» **Exercise material**
** Start **

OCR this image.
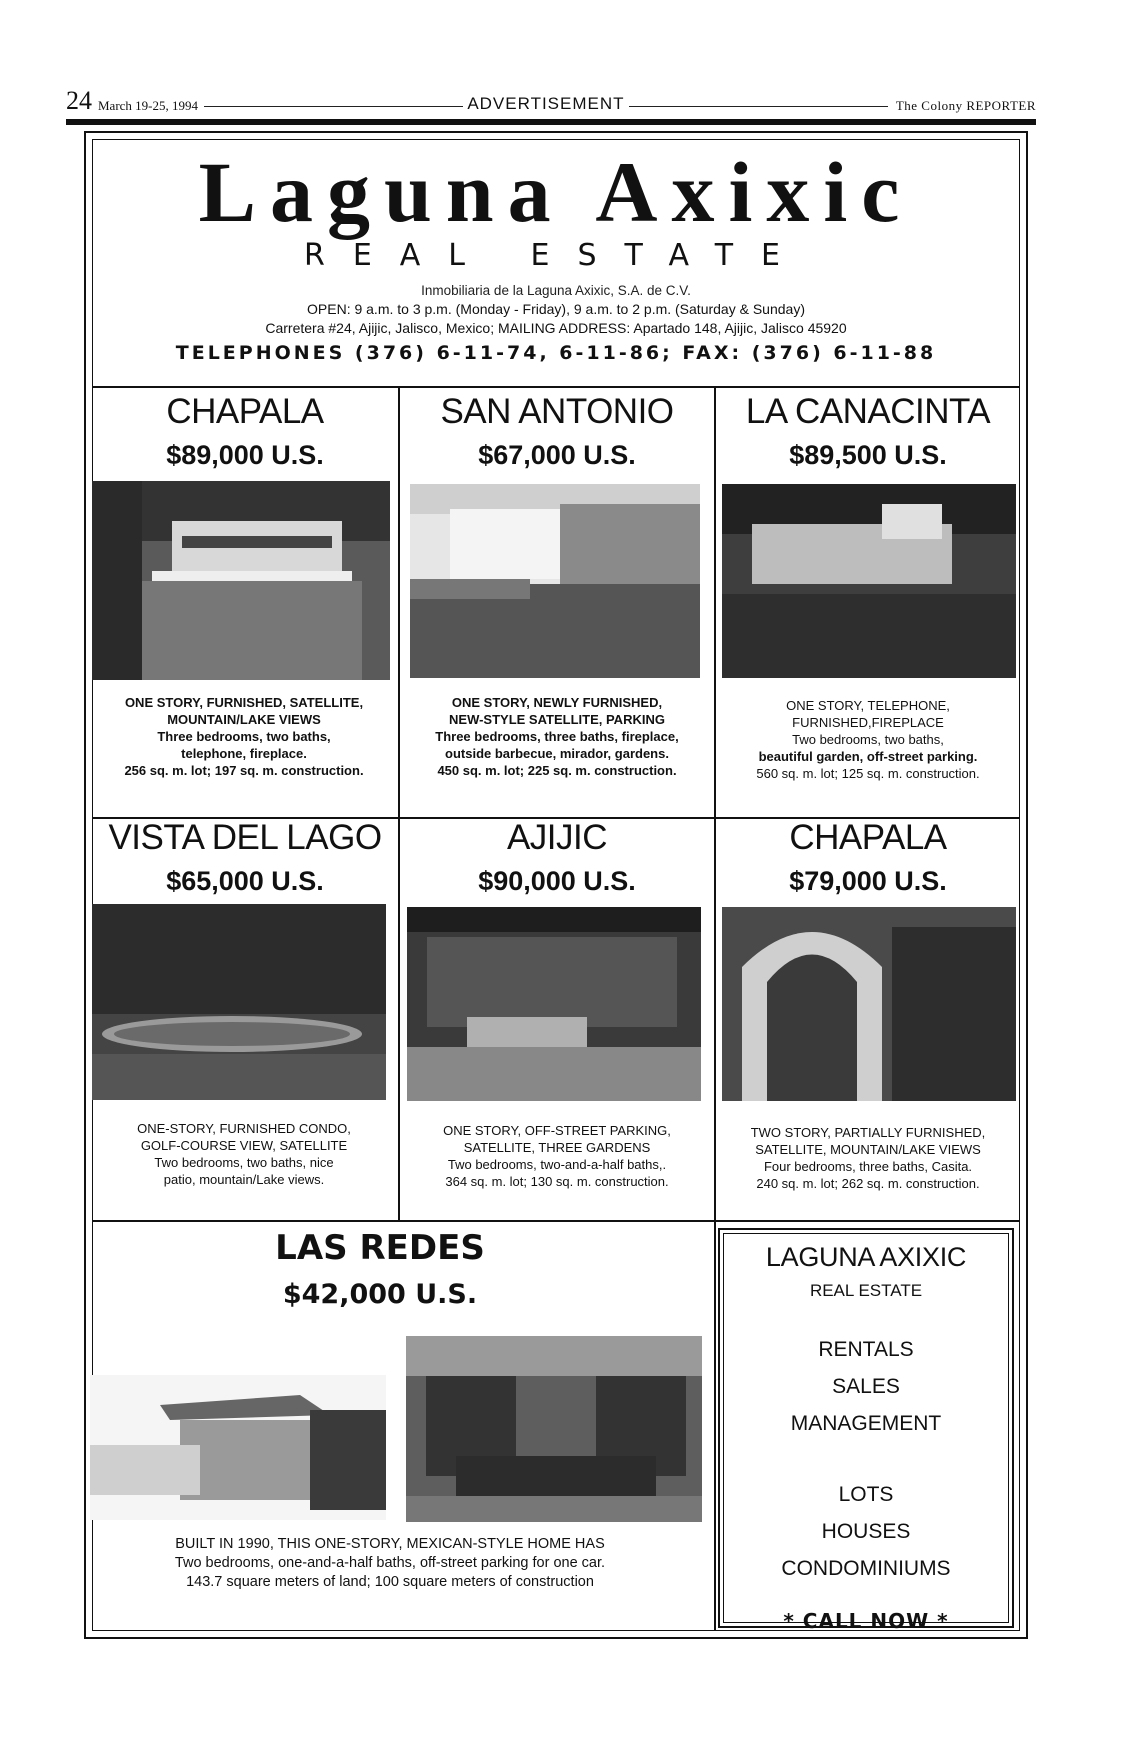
24 March 19-25, 1994	ADVERTISEMENT	The Colony REPORTER
Laguna Axixic
REAL ESTATE
Inmobiliaria de la Laguna Axixic, S.A. de C.V.
OPEN: 9 a.m. to 3 p.m. (Monday - Friday), 9 a.m. to 2 p.m. (Saturday & Sunday)
Carretera #24, Ajijic, Jalisco, Mexico; MAILING ADDRESS: Apartado 148, Ajijic, Jalisco 45920
TELEPHONES (376) 6-11-74, 6-11-86; FAX: (376) 6-11-88
CHAPALA
$89,000 U.S.
ONE STORY, FURNISHED, SATELLITE,
MOUNTAIN/LAKE VIEWS
Three bedrooms, two baths,
telephone, fireplace.
256 sq. m. lot; 197 sq. m. construction.
SAN ANTONIO
$67,000 U.S.
ONE STORY, NEWLY FURNISHED,
NEW-STYLE SATELLITE, PARKING
Three bedrooms, three baths, fireplace,
outside barbecue, mirador, gardens.
450 sq. m. lot; 225 sq. m. construction.
LA CANACINTA
$89,500 U.S.
ONE STORY, TELEPHONE,
FURNISHED,FIREPLACE
Two bedrooms, two baths,
beautiful garden, off-street parking.
560 sq. m. lot; 125 sq. m. construction.
VISTA DEL LAGO
$65,000 U.S.
ONE-STORY, FURNISHED CONDO,
GOLF-COURSE VIEW, SATELLITE
Two bedrooms, two baths, nice
patio, mountain/Lake views.
AJIJIC
$90,000 U.S.
ONE STORY, OFF-STREET PARKING,
SATELLITE, THREE GARDENS
Two bedrooms, two-and-a-half baths,.
364 sq. m. lot; 130 sq. m. construction.
CHAPALA
$79,000 U.S.
TWO STORY, PARTIALLY FURNISHED,
SATELLITE, MOUNTAIN/LAKE VIEWS
Four bedrooms, three baths, Casita.
240 sq. m. lot; 262 sq. m. construction.
LAS REDES
$42,000 U.S.
BUILT IN 1990, THIS ONE-STORY, MEXICAN-STYLE HOME HAS
Two bedrooms, one-and-a-half baths, off-street parking for one car.
143.7 square meters of land; 100 square meters of construction
LAGUNA AXIXIC
REAL ESTATE
RENTALS
SALES
MANAGEMENT
LOTS
HOUSES
CONDOMINIUMS
* CALL NOW *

** End **

» **Your objective**
Identify each line holding the string "STYLE", and copy it out.

» **Written response**
NEW-STYLE SATELLITE, PARKING
BUILT IN 1990, THIS ONE-STORY, MEXICAN-STYLE HOME HAS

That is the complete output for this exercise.